WRITTEN PROBLEM>
Produce an exact transcription of the listing below, omitting the pictures.
start RECORDS FOR THE TASK
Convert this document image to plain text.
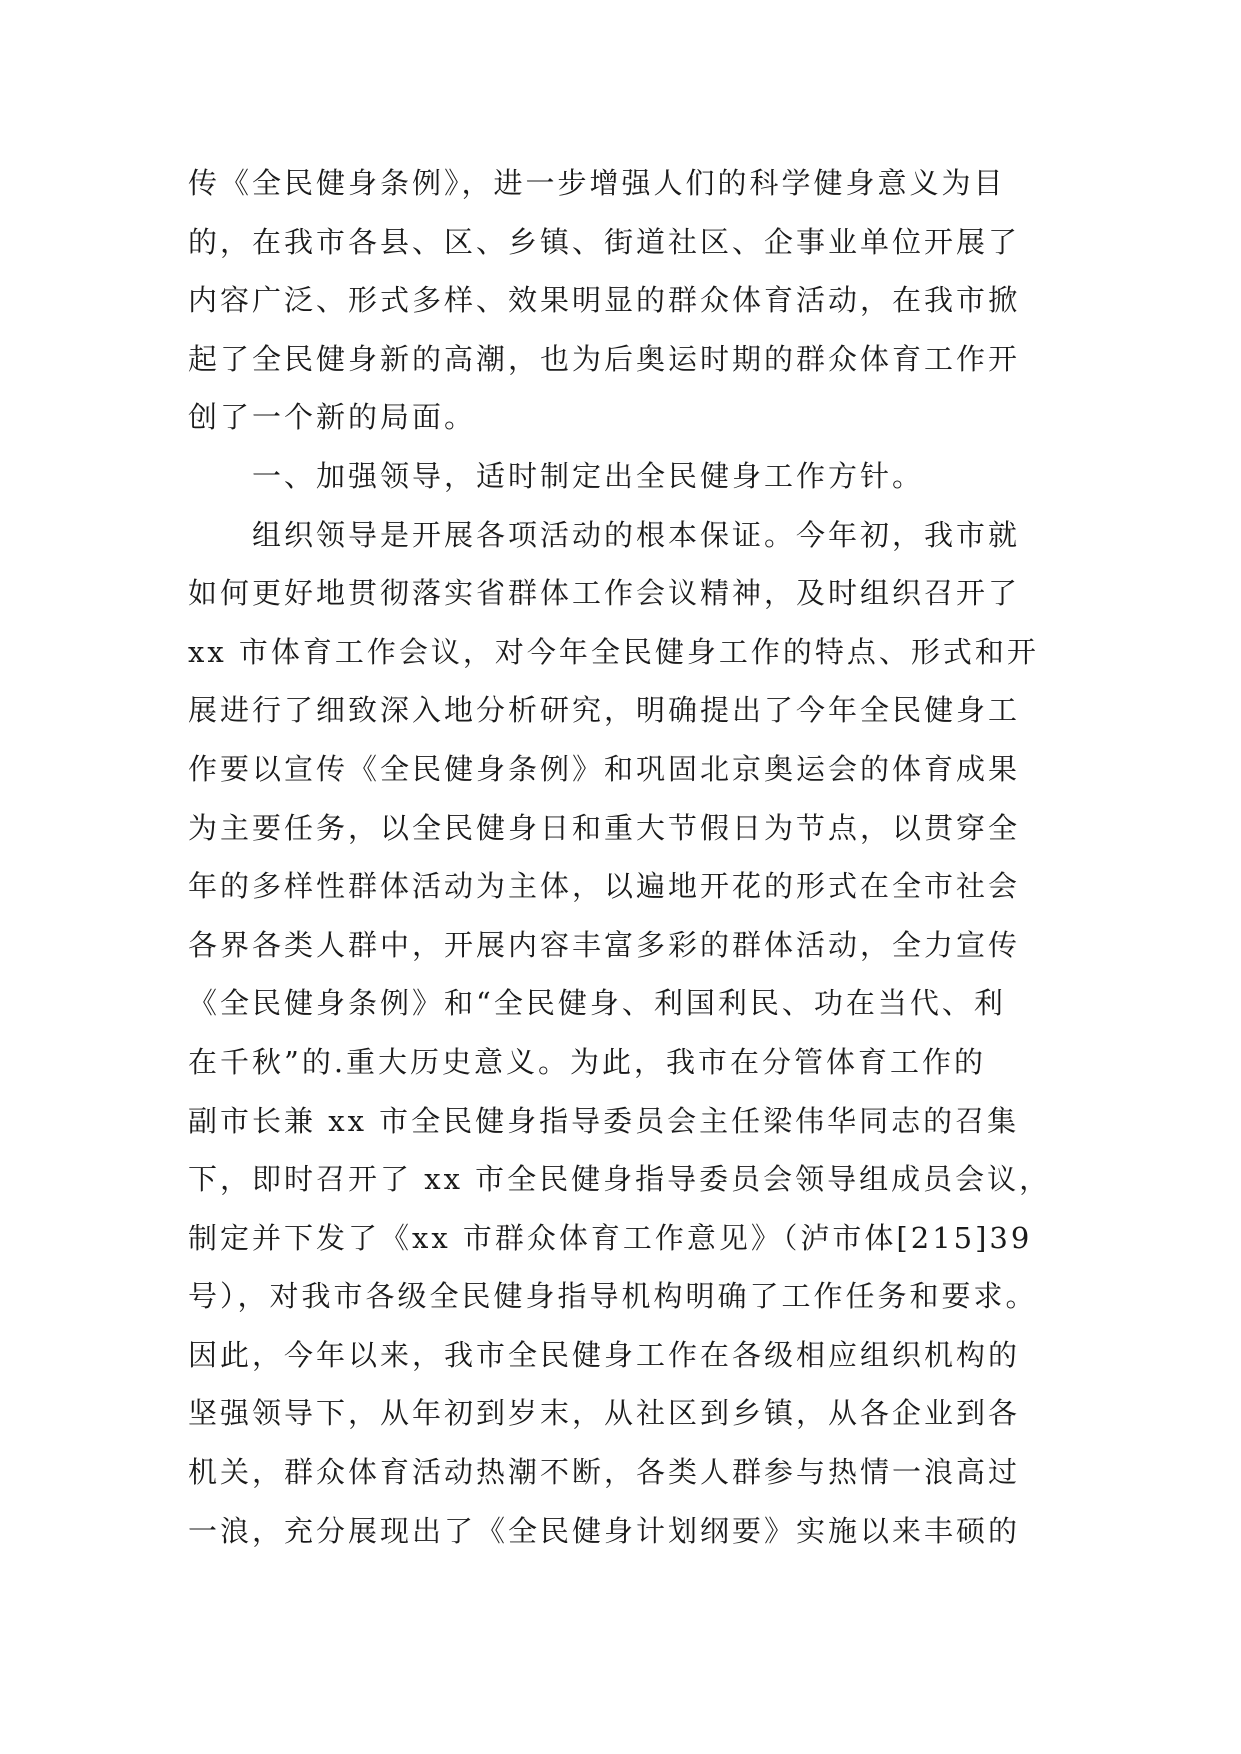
传《全民健身条例》，进一步增强人们的科学健身意义为目
的，在我市各县、区、乡镇、街道社区、企事业单位开展了
内容广泛、形式多样、效果明显的群众体育活动，在我市掀
起了全民健身新的高潮，也为后奥运时期的群众体育工作开
创了一个新的局面。
一、加强领导，适时制定出全民健身工作方针。
组织领导是开展各项活动的根本保证。今年初，我市就
如何更好地贯彻落实省群体工作会议精神，及时组织召开了
xx 市体育工作会议，对今年全民健身工作的特点、形式和开
展进行了细致深入地分析研究，明确提出了今年全民健身工
作要以宣传《全民健身条例》和巩固北京奥运会的体育成果
为主要任务，以全民健身日和重大节假日为节点，以贯穿全
年的多样性群体活动为主体，以遍地开花的形式在全市社会
各界各类人群中，开展内容丰富多彩的群体活动，全力宣传
《全民健身条例》和“全民健身、利国利民、功在当代、利
在千秋”的.重大历史意义。为此，我市在分管体育工作的
副市长兼 xx 市全民健身指导委员会主任梁伟华同志的召集
下，即时召开了 xx 市全民健身指导委员会领导组成员会议，
制定并下发了《xx 市群众体育工作意见》（泸市体[215]39
号），对我市各级全民健身指导机构明确了工作任务和要求。
因此，今年以来，我市全民健身工作在各级相应组织机构的
坚强领导下，从年初到岁末，从社区到乡镇，从各企业到各
机关，群众体育活动热潮不断，各类人群参与热情一浪高过
一浪，充分展现出了《全民健身计划纲要》实施以来丰硕的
end RECORDS FOR THE TASK
WRITTEN SOLUTION>
Convert this document image to plain text.
传《全民健身条例》，进一步增强人们的科学健身意义为目
的，在我市各县、区、乡镇、街道社区、企事业单位开展了
内容广泛、形式多样、效果明显的群众体育活动，在我市掀
起了全民健身新的高潮，也为后奥运时期的群众体育工作开
创了一个新的局面。
一、加强领导，适时制定出全民健身工作方针。
组织领导是开展各项活动的根本保证。今年初，我市就
如何更好地贯彻落实省群体工作会议精神，及时组织召开了
xx 市体育工作会议，对今年全民健身工作的特点、形式和开
展进行了细致深入地分析研究，明确提出了今年全民健身工
作要以宣传《全民健身条例》和巩固北京奥运会的体育成果
为主要任务，以全民健身日和重大节假日为节点，以贯穿全
年的多样性群体活动为主体，以遍地开花的形式在全市社会
各界各类人群中，开展内容丰富多彩的群体活动，全力宣传
《全民健身条例》和“全民健身、利国利民、功在当代、利
在千秋”的.重大历史意义。为此，我市在分管体育工作的
副市长兼 xx 市全民健身指导委员会主任梁伟华同志的召集
下，即时召开了 xx 市全民健身指导委员会领导组成员会议，
制定并下发了《xx 市群众体育工作意见》（泸市体[215]39
号），对我市各级全民健身指导机构明确了工作任务和要求。
因此，今年以来，我市全民健身工作在各级相应组织机构的
坚强领导下，从年初到岁末，从社区到乡镇，从各企业到各
机关，群众体育活动热潮不断，各类人群参与热情一浪高过
一浪，充分展现出了《全民健身计划纲要》实施以来丰硕的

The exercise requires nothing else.